> _WHAT YOU SHOULD DO_
Resume the excerpt on a bridge's commit and abort handlers from where it stops, picking up inside the abort code block. This text is separate from the document layout analysis data.

> _PAGE EXCERPT_
Since funds were deducted in prepare, there is nothing to do in commit. The default confirmation is enough:

  async commit(context: TransactionContext): Promise<CommitResult> {
    return { status: ResultStatus.Committed }
  }

Banks may use this endpoint to record final transaction statuses, notify users, or perform bookkeeping.

Abort — reverse the debit

If the intent is aborted after prepare, you must reverse the debit transaction. This is the most critical error-handling code in your bridge:

  async abort(context: TransactionContext): Promise<AbortResult> {
    try {
      const entry = context.entry.data
      const { handle: accountNumber } =
        LedgerAddress.parse(entry.source.handle)
      const decimalAmount =
        await LedgerAmount.toDecimal(entry.amount, 100)

      // Find the original debit transaction
      const original = coreSdk.findTransactionByToken(
        `${entry.handle}-debit`
      )

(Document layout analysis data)
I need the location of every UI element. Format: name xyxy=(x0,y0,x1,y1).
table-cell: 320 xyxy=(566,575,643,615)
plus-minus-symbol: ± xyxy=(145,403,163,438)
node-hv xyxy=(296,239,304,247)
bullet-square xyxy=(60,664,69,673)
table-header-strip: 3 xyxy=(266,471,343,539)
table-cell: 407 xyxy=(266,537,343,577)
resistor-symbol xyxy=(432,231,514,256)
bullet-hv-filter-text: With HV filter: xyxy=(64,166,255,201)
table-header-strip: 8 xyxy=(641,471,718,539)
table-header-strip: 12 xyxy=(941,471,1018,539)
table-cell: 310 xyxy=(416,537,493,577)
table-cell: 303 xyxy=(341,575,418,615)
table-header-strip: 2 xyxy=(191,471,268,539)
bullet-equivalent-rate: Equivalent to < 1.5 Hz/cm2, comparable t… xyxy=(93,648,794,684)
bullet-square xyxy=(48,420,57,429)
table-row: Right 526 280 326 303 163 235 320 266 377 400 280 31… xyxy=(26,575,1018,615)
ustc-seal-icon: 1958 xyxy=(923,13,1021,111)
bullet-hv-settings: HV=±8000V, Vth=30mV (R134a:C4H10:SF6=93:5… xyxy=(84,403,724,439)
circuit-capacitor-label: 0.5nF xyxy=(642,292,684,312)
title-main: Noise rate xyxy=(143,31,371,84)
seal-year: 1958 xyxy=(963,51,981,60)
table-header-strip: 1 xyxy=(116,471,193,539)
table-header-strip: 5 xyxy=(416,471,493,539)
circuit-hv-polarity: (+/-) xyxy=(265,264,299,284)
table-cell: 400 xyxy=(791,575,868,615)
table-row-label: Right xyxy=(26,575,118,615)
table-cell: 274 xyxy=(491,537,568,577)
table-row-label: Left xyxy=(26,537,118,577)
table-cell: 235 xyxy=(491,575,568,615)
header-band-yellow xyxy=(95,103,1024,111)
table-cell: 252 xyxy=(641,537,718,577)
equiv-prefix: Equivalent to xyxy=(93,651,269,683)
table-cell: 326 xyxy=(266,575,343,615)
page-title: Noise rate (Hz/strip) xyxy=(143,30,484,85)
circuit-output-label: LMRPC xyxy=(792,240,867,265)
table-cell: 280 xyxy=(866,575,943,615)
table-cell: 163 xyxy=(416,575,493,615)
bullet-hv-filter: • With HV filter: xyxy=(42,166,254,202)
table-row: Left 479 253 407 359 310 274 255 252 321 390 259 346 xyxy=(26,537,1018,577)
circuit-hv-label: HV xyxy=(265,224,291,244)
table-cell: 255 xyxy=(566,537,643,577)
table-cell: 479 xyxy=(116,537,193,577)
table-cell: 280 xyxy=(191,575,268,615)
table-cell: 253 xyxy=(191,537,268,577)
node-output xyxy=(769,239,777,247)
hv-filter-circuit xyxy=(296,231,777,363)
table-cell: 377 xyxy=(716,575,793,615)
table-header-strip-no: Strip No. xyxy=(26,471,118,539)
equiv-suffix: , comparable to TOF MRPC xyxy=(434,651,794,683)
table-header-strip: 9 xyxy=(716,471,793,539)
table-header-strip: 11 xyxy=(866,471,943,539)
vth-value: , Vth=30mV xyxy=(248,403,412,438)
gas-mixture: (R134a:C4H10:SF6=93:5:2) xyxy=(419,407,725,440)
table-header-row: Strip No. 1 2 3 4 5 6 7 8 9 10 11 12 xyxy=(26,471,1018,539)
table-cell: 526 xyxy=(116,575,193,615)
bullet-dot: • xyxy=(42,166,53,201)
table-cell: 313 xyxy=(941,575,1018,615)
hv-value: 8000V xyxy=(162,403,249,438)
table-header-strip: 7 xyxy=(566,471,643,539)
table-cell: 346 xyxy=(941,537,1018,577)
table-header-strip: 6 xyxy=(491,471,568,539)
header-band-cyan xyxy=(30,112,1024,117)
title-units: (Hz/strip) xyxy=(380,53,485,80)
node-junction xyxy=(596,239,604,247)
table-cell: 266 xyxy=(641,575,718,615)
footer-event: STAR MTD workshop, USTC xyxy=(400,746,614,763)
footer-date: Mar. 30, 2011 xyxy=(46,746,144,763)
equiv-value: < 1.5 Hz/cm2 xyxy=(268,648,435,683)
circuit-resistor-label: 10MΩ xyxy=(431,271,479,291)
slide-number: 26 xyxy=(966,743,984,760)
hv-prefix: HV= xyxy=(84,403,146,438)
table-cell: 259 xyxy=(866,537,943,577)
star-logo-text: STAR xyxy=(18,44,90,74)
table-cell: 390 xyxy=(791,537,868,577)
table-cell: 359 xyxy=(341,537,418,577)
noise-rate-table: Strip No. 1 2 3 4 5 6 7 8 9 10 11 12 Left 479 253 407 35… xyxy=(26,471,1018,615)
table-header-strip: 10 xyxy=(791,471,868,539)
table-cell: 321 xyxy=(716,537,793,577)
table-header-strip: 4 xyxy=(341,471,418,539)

> _TASK ANSWER_
      if (original && original.status === 'COMPLETED') {
        // Reverse it by crediting the same amount back
        const reversal = coreSdk.credit(
          accountNumber,
          decimalAmount,
          `${entry.handle}-reverse-debit`,
        )

        if (reversal.status !== 'COMPLETED') {
          throw new BridgeUnexpectedCoreError(
            reversal.errorReason,
            { failId: reversal.errorCode }
          )
        }

        return {
          status: ResultStatus.Aborted,
          coreId:
            `${this.getConfiguredDomain()}.${reversal.id}`,
        }
      }

      // No original transaction found — nothing to reverse
      return { status: ResultStatus.Aborted }
    } catch (error) {
      // Abort must not fail — retry after 1 minute
      const suspendedUntil = new Date()
      suspendedUntil.setMinutes(
        suspendedUntil.getMinutes() + 1
      )
      return {
        status: ResultStatus.Suspended,
        suspendedUntil,
      }
    }
  }

  private getConfiguredDomain(): string {
    return config.BRIDGE_HANDLE.split('@')[1]
  }
}

Abort must always succeed. If the banking core is temporarily unavailable, suspend and retry. Never let an abort fail permanently — use the bridge scheduler's built-in retry mechanism for production.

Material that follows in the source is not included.